== WRITTEN PROBLEM ==
Write out every entry exactly as it stands.

**********

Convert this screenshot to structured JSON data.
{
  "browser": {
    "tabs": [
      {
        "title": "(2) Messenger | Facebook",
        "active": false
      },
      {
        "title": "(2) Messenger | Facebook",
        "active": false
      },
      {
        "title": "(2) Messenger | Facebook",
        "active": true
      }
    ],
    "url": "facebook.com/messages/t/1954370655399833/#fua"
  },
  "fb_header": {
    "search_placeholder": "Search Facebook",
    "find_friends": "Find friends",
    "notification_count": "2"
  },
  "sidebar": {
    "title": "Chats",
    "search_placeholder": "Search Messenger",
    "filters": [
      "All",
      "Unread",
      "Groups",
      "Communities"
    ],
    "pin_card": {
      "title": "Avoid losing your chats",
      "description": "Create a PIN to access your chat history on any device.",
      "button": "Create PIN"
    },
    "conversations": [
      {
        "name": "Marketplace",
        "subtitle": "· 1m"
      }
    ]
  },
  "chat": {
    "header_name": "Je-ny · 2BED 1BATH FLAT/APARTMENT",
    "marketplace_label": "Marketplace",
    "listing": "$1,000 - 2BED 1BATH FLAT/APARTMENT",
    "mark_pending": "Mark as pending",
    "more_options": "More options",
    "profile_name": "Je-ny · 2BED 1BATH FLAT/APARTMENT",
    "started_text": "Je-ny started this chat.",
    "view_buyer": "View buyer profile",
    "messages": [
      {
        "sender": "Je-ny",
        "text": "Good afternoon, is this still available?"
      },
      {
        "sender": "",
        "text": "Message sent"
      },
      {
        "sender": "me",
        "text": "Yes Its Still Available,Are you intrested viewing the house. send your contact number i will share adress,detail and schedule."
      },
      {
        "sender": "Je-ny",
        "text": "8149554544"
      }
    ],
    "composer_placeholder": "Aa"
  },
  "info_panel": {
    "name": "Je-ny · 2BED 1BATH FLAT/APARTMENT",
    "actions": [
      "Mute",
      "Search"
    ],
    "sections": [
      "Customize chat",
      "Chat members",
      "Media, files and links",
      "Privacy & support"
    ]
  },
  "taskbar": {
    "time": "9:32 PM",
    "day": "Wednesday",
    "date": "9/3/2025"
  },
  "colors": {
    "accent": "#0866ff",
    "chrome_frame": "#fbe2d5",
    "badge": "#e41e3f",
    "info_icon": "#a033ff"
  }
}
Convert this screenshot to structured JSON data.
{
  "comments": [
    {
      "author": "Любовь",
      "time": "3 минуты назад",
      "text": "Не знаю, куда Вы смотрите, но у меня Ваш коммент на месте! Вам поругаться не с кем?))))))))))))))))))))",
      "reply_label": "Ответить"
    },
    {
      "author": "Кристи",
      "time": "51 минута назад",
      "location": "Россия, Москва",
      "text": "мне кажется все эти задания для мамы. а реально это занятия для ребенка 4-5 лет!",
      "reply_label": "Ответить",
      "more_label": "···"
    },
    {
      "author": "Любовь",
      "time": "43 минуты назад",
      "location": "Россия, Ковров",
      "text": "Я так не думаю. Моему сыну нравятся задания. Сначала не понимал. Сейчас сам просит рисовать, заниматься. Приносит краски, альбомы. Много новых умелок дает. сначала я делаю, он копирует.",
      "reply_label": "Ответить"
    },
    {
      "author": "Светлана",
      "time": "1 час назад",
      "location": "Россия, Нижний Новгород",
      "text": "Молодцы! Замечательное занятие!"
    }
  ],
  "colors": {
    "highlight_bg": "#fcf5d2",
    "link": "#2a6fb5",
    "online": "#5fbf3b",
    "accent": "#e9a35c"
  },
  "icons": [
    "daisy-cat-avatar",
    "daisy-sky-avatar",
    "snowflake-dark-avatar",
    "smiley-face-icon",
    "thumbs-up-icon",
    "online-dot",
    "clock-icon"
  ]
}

**********

== ANSWER TO THE EXERCISE ==
Convert this screenshot to structured JSON data.
{
  "browser": {
    "tabs": [
      {
        "title": "(2) Messenger | Facebook",
        "active": false
      },
      {
        "title": "(2) Messenger | Facebook",
        "active": false
      },
      {
        "title": "(2) Messenger | Facebook",
        "active": true
      }
    ],
    "url": "facebook.com/messages/t/1954370655399833/#fua"
  },
  "fb_header": {
    "search_placeholder": "Search Facebook",
    "find_friends": "Find friends",
    "notification_count": "2"
  },
  "sidebar": {
    "title": "Chats",
    "search_placeholder": "Search Messenger",
    "filters": [
      "All",
      "Unread",
      "Groups",
      "Communities"
    ],
    "pin_card": {
      "title": "Avoid losing your chats",
      "description": "Create a PIN to access your chat history on any device.",
      "button": "Create PIN"
    },
    "conversations": [
      {
        "name": "Marketplace",
        "subtitle": "· 1m"
      }
    ]
  },
  "chat": {
    "header_name": "Je-ny · 2BED 1BATH FLAT/APARTMENT",
    "marketplace_label": "Marketplace",
    "listing": "$1,000 - 2BED 1BATH FLAT/APARTMENT",
    "mark_pending": "Mark as pending",
    "more_options": "More options",
    "profile_name": "Je-ny · 2BED 1BATH FLAT/APARTMENT",
    "started_text": "Je-ny started this chat.",
    "view_buyer": "View buyer profile",
    "messages": [
      {
        "sender": "Je-ny",
        "text": "Good afternoon, is this still available?"
      },
      {
        "sender": "",
        "text": "Message sent"
      },
      {
        "sender": "me",
        "text": "Yes Its Still Available,Are you intrested viewing the house. send your contact number i will share adress,detail and schedule."
      },
      {
        "sender": "Je-ny",
        "text": "8149554544"
      }
    ],
    "composer_placeholder": "Aa"
  },
  "info_panel": {
    "name": "Je-ny · 2BED 1BATH FLAT/APARTMENT",
    "actions": [
      "Mute",
      "Search"
    ],
    "sections": [
      "Customize chat",
      "Chat members",
      "Media, files and links",
      "Privacy & support"
    ]
  },
  "taskbar": {
    "time": "9:32 PM",
    "day": "Wednesday",
    "date": "9/3/2025"
  },
  "colors": {
    "accent": "#0866ff",
    "chrome_frame": "#fbe2d5",
    "badge": "#e41e3f",
    "info_icon": "#a033ff"
  }
}
Convert this screenshot to structured JSON data.
{
  "comments": [
    {
      "author": "Любовь",
      "time": "3 минуты назад",
      "text": "Не знаю, куда Вы смотрите, но у меня Ваш коммент на месте! Вам поругаться не с кем?))))))))))))))))))))",
      "reply_label": "Ответить"
    },
    {
      "author": "Кристи",
      "time": "51 минута назад",
      "location": "Россия, Москва",
      "text": "мне кажется все эти задания для мамы. а реально это занятия для ребенка 4-5 лет!",
      "reply_label": "Ответить",
      "more_label": "···"
    },
    {
      "author": "Любовь",
      "time": "43 минуты назад",
      "location": "Россия, Ковров",
      "text": "Я так не думаю. Моему сыну нравятся задания. Сначала не понимал. Сейчас сам просит рисовать, заниматься. Приносит краски, альбомы. Много новых умелок дает. сначала я делаю, он копирует.",
      "reply_label": "Ответить"
    },
    {
      "author": "Светлана",
      "time": "1 час назад",
      "location": "Россия, Нижний Новгород",
      "text": "Молодцы! Замечательное занятие!"
    }
  ],
  "colors": {
    "highlight_bg": "#fcf5d2",
    "link": "#2a6fb5",
    "online": "#5fbf3b",
    "accent": "#e9a35c"
  },
  "icons": [
    "daisy-cat-avatar",
    "daisy-sky-avatar",
    "snowflake-dark-avatar",
    "smiley-face-icon",
    "thumbs-up-icon",
    "online-dot",
    "clock-icon"
  ]
}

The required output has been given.